*OBJECTIVE*.
Transcribe the listing verbatim. Do not carry over any pictures.

Figure contents as structured data:
▼
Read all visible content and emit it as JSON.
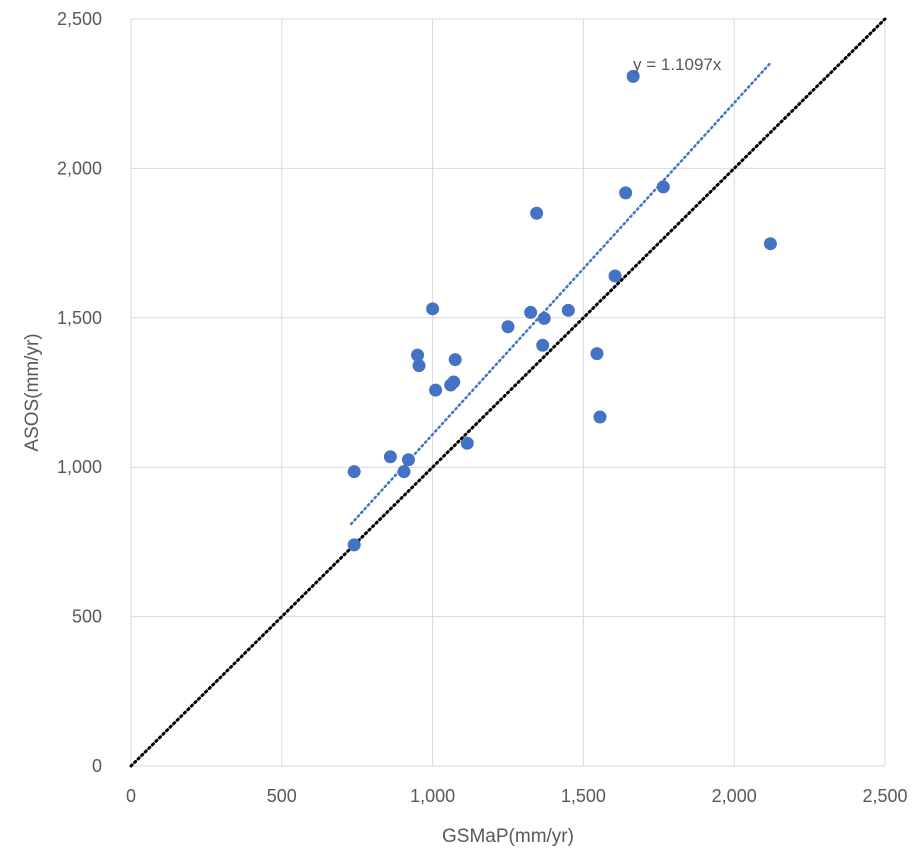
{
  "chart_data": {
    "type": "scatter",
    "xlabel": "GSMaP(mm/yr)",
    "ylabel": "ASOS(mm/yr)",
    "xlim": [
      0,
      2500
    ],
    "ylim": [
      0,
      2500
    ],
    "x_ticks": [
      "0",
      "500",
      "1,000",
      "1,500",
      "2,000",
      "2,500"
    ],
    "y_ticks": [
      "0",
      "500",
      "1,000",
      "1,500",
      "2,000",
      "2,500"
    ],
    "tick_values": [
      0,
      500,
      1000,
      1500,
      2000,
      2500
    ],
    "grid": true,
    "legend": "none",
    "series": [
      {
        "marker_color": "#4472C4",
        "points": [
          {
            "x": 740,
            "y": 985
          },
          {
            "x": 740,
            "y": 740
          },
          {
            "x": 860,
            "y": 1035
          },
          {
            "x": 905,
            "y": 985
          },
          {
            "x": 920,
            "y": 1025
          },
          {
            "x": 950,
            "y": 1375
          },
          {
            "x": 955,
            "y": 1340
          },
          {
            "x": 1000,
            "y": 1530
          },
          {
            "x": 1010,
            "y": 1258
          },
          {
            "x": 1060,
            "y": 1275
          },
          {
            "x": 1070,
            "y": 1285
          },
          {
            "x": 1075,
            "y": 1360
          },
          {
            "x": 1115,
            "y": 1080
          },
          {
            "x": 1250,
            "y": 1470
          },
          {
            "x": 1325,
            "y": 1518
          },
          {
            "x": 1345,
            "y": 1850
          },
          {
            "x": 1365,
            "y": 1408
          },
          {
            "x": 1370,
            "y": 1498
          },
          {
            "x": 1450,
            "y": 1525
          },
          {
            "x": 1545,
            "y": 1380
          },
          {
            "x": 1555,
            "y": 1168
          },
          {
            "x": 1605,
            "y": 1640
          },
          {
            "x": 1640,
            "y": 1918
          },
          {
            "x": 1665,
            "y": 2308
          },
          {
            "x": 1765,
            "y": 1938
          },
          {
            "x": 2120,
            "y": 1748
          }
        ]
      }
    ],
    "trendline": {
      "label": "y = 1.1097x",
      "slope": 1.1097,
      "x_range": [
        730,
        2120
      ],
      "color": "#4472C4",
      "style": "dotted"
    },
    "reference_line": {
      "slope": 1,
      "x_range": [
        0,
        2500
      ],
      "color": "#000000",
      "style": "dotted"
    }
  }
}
▲
*THE ANSWER*.
Read all visible content and emit it as JSON.
{
  "chart_data": {
    "type": "scatter",
    "xlabel": "GSMaP(mm/yr)",
    "ylabel": "ASOS(mm/yr)",
    "xlim": [
      0,
      2500
    ],
    "ylim": [
      0,
      2500
    ],
    "x_ticks": [
      "0",
      "500",
      "1,000",
      "1,500",
      "2,000",
      "2,500"
    ],
    "y_ticks": [
      "0",
      "500",
      "1,000",
      "1,500",
      "2,000",
      "2,500"
    ],
    "tick_values": [
      0,
      500,
      1000,
      1500,
      2000,
      2500
    ],
    "grid": true,
    "legend": "none",
    "series": [
      {
        "marker_color": "#4472C4",
        "points": [
          {
            "x": 740,
            "y": 985
          },
          {
            "x": 740,
            "y": 740
          },
          {
            "x": 860,
            "y": 1035
          },
          {
            "x": 905,
            "y": 985
          },
          {
            "x": 920,
            "y": 1025
          },
          {
            "x": 950,
            "y": 1375
          },
          {
            "x": 955,
            "y": 1340
          },
          {
            "x": 1000,
            "y": 1530
          },
          {
            "x": 1010,
            "y": 1258
          },
          {
            "x": 1060,
            "y": 1275
          },
          {
            "x": 1070,
            "y": 1285
          },
          {
            "x": 1075,
            "y": 1360
          },
          {
            "x": 1115,
            "y": 1080
          },
          {
            "x": 1250,
            "y": 1470
          },
          {
            "x": 1325,
            "y": 1518
          },
          {
            "x": 1345,
            "y": 1850
          },
          {
            "x": 1365,
            "y": 1408
          },
          {
            "x": 1370,
            "y": 1498
          },
          {
            "x": 1450,
            "y": 1525
          },
          {
            "x": 1545,
            "y": 1380
          },
          {
            "x": 1555,
            "y": 1168
          },
          {
            "x": 1605,
            "y": 1640
          },
          {
            "x": 1640,
            "y": 1918
          },
          {
            "x": 1665,
            "y": 2308
          },
          {
            "x": 1765,
            "y": 1938
          },
          {
            "x": 2120,
            "y": 1748
          }
        ]
      }
    ],
    "trendline": {
      "label": "y = 1.1097x",
      "slope": 1.1097,
      "x_range": [
        730,
        2120
      ],
      "color": "#4472C4",
      "style": "dotted"
    },
    "reference_line": {
      "slope": 1,
      "x_range": [
        0,
        2500
      ],
      "color": "#000000",
      "style": "dotted"
    }
  }
}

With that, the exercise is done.